[Data tied to figure images]
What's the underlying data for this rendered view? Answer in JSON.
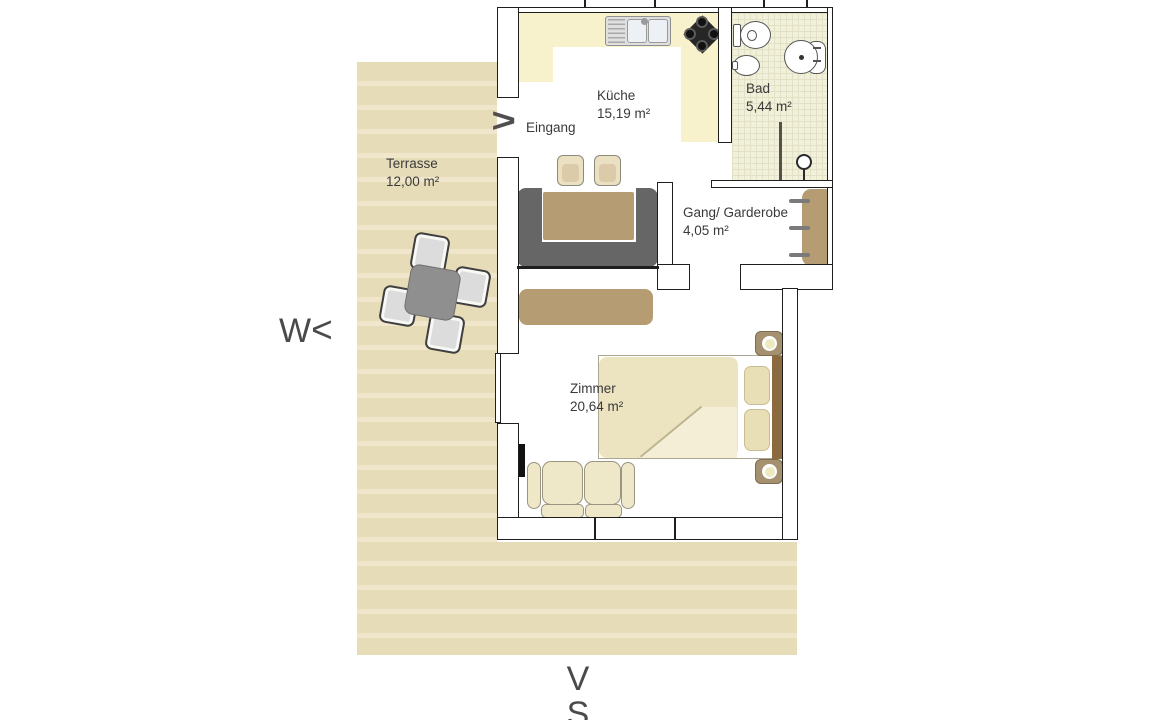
{
  "plan": {
    "rooms": [
      {
        "label": "Terrasse",
        "area": "12,00 m²"
      },
      {
        "label": "Küche",
        "area": "15,19 m²"
      },
      {
        "label": "Bad",
        "area": "5,44 m²"
      },
      {
        "label": "Gang/ Garderobe",
        "area": "4,05 m²"
      },
      {
        "label": "Zimmer",
        "area": "20,64 m²"
      }
    ],
    "entrance": {
      "arrow": ">",
      "label": "Eingang"
    },
    "compass": {
      "west": "W",
      "west_arrow": "<",
      "south_arrow": "V",
      "south": "S"
    },
    "colors": {
      "terrace": "#e7dcb8",
      "terrace_stripe": "#efe6cb",
      "kitchen_counter": "#f8f2cc",
      "bath_tile": "#f1f0db",
      "bench_gray": "#666666",
      "wood_tan": "#b59c73",
      "bed_cream": "#ece4c0",
      "headboard_brown": "#8a6a3e",
      "wall_outline": "#1f1f1f"
    }
  }
}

→ EXERCISE DIRECTIONS
Omit every picture while copying the listing above exactly.

→ WRITTEN ANSWER
What's the underlying data for this rendered view? Answer in JSON.
{
  "plan": {
    "rooms": [
      {
        "label": "Terrasse",
        "area": "12,00 m²"
      },
      {
        "label": "Küche",
        "area": "15,19 m²"
      },
      {
        "label": "Bad",
        "area": "5,44 m²"
      },
      {
        "label": "Gang/ Garderobe",
        "area": "4,05 m²"
      },
      {
        "label": "Zimmer",
        "area": "20,64 m²"
      }
    ],
    "entrance": {
      "arrow": ">",
      "label": "Eingang"
    },
    "compass": {
      "west": "W",
      "west_arrow": "<",
      "south_arrow": "V",
      "south": "S"
    },
    "colors": {
      "terrace": "#e7dcb8",
      "terrace_stripe": "#efe6cb",
      "kitchen_counter": "#f8f2cc",
      "bath_tile": "#f1f0db",
      "bench_gray": "#666666",
      "wood_tan": "#b59c73",
      "bed_cream": "#ece4c0",
      "headboard_brown": "#8a6a3e",
      "wall_outline": "#1f1f1f"
    }
  }
}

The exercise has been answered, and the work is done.